Trata-se da abordagem de diversas situações vividas por pessoas em posições diferentes, seja por sua classe social, etnia ou profissão. No decorrer da trama vemos o entrelaçar da trajetória dos personagens em situações de tensão e medo.

Assim, podemos observar uma variedade interessante de atores sociais com diferentes perspectivas e reações. A esposa estressada de um político que vive amedrontada, culpando negros e latinos pelos males da vida moderna; o comerciante iraniano revoltado contra os assaltos de que é vítima procurando a solução nas armas; o assaltante negro que ostenta todo um discurso de justificativas ideológicas para seus atos como uma reparação às injustiças sofridas por sua “raça”; o policial já impregnado pela brutalidade cotidiana de seu ofício; o negro de alto poder aquisitivo que procura adequar-se à sociedade dos brancos fazendo “vista grossa” aos racismos diários, etc.

### Tarefa
Segundo o texto dado, onde o comerciante iraniano procura a solução para os assaltos de que é vítima?

[Dados registrados]
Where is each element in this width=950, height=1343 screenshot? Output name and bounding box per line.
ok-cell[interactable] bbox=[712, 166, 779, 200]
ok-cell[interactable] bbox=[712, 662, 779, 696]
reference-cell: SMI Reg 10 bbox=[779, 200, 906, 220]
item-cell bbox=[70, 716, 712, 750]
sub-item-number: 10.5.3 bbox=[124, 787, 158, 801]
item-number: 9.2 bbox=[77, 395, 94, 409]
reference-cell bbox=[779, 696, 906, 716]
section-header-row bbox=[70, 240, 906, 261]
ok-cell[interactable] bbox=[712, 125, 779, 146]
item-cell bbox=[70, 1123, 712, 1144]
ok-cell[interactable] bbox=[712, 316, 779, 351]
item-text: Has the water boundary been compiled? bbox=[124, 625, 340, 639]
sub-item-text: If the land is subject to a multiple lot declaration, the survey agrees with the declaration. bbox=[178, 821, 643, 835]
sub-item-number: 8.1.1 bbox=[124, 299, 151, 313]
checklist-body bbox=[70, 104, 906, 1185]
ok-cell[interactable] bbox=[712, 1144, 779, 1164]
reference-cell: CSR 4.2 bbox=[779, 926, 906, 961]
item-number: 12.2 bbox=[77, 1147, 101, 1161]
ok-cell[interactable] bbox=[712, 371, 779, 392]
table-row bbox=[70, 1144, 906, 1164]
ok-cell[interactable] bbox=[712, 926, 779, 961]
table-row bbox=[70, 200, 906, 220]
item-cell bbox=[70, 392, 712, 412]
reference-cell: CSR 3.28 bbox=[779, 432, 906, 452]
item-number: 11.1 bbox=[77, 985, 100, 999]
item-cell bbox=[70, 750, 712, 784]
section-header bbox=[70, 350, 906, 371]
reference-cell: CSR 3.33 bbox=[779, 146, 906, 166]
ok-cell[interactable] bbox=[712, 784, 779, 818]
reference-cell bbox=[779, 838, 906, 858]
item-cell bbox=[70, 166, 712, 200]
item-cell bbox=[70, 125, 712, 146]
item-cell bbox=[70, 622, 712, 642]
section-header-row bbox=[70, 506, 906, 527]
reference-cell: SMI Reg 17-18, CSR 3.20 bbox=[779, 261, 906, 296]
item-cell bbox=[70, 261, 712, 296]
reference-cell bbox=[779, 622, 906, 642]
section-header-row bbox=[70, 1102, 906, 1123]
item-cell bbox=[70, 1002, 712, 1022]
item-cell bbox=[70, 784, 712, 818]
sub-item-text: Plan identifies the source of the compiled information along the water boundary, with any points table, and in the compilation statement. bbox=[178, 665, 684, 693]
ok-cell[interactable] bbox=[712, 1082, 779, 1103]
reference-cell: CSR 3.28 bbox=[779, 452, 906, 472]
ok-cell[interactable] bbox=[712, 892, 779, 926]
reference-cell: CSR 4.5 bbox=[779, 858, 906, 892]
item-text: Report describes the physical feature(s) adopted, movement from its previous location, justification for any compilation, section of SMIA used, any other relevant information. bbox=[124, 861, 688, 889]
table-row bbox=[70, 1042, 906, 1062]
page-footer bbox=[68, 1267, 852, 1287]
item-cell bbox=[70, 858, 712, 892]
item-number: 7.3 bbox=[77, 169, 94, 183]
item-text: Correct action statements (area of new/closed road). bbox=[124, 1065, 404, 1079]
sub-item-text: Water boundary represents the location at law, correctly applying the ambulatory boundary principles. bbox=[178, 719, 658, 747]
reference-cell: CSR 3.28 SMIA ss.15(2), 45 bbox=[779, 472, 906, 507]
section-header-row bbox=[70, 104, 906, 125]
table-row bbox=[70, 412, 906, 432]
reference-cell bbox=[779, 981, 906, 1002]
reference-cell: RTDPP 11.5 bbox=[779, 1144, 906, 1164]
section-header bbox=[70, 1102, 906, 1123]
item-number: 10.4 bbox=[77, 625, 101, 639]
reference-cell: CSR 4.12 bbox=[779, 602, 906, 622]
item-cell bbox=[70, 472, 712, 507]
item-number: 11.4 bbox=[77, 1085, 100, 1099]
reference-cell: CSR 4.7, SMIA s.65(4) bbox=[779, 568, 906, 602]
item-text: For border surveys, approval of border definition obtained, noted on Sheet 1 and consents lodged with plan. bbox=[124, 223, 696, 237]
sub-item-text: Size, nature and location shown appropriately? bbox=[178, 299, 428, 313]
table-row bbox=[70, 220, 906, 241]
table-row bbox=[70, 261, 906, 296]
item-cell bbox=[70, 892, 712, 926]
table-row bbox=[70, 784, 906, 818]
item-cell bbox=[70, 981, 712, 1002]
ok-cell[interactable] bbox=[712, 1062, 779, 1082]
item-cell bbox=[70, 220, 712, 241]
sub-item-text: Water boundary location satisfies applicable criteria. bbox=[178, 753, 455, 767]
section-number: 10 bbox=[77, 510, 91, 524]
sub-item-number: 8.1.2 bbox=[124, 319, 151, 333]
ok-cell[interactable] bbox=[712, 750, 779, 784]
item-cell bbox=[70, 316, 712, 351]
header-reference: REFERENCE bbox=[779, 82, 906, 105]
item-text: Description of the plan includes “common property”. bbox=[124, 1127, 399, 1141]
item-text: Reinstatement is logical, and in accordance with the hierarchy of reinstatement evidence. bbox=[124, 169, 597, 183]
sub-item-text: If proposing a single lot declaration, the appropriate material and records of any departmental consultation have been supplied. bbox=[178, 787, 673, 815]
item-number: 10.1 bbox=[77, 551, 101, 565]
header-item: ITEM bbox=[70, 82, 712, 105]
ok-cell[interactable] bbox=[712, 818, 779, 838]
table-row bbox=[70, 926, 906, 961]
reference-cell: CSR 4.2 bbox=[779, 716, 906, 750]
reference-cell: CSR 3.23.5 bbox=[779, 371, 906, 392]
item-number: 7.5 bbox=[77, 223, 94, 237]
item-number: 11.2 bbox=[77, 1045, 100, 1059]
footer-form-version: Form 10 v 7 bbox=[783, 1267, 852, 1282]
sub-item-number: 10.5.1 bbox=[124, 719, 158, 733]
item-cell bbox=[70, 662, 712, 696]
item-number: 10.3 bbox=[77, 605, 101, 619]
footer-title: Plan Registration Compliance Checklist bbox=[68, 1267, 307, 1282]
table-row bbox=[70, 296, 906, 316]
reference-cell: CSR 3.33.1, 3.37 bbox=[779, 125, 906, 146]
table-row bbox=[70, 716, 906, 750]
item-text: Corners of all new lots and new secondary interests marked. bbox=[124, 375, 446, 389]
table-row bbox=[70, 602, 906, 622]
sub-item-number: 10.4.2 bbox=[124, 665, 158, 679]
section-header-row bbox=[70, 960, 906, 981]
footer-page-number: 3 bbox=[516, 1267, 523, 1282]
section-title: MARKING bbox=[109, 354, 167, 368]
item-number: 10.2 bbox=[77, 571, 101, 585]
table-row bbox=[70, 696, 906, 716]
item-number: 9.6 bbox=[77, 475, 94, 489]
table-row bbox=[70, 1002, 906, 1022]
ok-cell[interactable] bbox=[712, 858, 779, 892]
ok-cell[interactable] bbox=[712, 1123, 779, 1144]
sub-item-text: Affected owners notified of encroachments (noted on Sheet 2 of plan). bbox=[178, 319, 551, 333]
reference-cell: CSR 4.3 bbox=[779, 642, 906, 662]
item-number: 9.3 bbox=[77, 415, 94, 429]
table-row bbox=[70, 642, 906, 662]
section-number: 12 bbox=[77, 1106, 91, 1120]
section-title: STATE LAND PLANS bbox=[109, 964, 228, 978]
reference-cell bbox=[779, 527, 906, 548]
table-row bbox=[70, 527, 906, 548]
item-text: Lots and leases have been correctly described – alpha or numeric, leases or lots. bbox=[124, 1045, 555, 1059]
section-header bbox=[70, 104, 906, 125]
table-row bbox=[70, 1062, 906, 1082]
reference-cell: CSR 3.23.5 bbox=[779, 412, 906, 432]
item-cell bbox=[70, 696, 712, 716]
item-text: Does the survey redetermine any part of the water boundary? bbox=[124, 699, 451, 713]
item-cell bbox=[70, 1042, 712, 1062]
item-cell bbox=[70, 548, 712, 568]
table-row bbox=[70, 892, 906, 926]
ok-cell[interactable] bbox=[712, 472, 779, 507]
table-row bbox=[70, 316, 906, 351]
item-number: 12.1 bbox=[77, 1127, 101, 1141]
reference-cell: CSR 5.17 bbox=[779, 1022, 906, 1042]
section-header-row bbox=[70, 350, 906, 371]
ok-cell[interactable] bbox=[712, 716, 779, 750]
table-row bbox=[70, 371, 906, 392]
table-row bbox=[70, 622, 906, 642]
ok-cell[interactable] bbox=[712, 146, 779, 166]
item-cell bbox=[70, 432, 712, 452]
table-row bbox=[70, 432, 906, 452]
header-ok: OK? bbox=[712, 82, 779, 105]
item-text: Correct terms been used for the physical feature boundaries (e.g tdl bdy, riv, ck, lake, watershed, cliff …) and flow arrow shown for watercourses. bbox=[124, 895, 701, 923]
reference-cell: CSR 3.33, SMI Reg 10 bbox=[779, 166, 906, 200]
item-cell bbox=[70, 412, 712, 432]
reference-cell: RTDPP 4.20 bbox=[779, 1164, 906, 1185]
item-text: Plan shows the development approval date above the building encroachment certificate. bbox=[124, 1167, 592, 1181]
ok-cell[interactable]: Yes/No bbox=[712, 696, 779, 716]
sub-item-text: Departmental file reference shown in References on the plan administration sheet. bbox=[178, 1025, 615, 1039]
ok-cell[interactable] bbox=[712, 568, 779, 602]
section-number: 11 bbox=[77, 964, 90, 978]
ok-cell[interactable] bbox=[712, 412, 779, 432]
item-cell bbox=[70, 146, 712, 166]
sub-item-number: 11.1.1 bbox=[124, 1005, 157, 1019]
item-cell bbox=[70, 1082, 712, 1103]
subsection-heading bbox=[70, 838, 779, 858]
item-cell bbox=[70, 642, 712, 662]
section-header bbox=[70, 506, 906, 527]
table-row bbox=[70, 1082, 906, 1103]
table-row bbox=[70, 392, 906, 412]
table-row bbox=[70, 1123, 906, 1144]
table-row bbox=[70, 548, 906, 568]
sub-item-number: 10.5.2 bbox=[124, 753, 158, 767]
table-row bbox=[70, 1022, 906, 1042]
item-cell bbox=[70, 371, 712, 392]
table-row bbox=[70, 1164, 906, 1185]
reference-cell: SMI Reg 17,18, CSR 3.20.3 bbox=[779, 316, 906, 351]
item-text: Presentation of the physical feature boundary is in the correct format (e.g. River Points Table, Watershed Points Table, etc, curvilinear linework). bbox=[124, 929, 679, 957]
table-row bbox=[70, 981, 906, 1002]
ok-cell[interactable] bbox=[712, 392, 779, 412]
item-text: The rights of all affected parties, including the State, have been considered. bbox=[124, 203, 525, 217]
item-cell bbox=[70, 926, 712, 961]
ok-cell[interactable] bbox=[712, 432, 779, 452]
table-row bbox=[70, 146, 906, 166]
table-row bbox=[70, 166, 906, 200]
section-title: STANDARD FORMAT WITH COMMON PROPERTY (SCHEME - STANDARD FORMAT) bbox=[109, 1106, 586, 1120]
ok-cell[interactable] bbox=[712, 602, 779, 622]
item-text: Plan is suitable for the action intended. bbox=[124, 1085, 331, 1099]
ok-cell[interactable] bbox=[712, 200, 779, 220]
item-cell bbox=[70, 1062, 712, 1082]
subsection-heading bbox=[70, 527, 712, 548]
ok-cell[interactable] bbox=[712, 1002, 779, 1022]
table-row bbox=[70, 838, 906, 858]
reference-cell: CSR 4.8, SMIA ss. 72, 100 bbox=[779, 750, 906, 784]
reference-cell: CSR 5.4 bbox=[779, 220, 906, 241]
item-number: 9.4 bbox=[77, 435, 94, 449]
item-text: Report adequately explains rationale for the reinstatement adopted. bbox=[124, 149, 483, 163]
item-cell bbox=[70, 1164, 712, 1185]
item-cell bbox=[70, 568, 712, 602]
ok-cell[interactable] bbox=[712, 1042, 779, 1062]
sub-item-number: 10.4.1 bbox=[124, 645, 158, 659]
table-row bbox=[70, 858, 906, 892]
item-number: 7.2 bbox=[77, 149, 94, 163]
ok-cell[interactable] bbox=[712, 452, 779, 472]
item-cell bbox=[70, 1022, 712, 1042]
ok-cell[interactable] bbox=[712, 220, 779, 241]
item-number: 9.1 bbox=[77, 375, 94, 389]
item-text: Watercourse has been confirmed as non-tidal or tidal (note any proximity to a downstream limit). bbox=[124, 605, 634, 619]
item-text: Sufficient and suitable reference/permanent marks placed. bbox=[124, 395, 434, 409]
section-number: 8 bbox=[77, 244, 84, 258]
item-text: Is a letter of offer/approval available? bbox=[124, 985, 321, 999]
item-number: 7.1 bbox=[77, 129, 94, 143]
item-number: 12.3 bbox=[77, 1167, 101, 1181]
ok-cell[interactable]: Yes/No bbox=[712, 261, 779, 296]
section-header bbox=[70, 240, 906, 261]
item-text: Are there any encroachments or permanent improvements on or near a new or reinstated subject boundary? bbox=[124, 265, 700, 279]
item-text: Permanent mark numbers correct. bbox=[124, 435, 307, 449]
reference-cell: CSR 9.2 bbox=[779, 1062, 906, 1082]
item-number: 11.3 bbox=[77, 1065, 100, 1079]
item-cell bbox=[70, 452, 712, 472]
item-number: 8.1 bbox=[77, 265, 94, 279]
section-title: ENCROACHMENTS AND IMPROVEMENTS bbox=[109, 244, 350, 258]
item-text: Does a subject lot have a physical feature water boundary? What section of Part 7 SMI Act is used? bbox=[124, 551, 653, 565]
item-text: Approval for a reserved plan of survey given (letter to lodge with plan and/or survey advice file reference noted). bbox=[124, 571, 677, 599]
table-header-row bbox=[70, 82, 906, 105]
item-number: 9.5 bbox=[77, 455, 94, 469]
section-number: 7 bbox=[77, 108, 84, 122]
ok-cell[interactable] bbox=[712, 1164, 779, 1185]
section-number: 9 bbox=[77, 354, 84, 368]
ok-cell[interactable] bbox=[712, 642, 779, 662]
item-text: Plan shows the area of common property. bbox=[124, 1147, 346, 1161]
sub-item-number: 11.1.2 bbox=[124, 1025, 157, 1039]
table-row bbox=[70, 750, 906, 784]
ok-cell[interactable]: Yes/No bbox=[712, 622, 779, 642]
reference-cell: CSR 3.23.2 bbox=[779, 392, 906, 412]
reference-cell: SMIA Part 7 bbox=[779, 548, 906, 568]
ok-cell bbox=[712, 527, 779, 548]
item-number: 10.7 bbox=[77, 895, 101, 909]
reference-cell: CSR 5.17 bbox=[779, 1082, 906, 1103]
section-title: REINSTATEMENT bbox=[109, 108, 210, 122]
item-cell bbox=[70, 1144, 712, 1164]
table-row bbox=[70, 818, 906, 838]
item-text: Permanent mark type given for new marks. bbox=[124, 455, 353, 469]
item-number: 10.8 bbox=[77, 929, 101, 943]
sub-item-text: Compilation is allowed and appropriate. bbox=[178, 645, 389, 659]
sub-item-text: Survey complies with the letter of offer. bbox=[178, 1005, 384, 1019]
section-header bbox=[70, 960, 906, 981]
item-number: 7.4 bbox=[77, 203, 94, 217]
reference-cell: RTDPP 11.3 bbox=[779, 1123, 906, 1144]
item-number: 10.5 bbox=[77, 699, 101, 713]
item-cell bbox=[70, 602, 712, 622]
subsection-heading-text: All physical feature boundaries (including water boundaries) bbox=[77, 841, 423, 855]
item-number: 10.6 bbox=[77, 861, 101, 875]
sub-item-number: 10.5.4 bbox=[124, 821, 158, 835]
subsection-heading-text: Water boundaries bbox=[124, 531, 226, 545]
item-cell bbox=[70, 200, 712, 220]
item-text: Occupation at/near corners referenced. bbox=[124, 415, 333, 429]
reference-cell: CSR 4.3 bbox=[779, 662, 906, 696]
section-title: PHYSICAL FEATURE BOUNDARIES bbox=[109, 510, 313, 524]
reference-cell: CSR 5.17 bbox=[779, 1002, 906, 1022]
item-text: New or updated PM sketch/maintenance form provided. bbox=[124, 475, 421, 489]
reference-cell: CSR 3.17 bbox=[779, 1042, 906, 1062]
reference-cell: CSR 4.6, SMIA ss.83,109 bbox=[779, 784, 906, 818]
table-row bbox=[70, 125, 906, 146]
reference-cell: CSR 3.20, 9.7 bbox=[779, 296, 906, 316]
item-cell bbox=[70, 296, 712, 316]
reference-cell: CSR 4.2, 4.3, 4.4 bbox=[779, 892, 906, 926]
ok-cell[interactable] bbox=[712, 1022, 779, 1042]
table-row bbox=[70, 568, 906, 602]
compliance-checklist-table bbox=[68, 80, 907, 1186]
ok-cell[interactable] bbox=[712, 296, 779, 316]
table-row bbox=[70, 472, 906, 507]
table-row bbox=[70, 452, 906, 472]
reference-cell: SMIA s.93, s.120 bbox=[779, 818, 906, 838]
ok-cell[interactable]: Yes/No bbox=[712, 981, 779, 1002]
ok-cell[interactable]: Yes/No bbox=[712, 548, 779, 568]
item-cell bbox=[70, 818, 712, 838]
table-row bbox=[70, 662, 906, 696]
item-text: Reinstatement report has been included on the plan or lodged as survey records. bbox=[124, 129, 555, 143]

### Resposta da tarefa
Nas armas.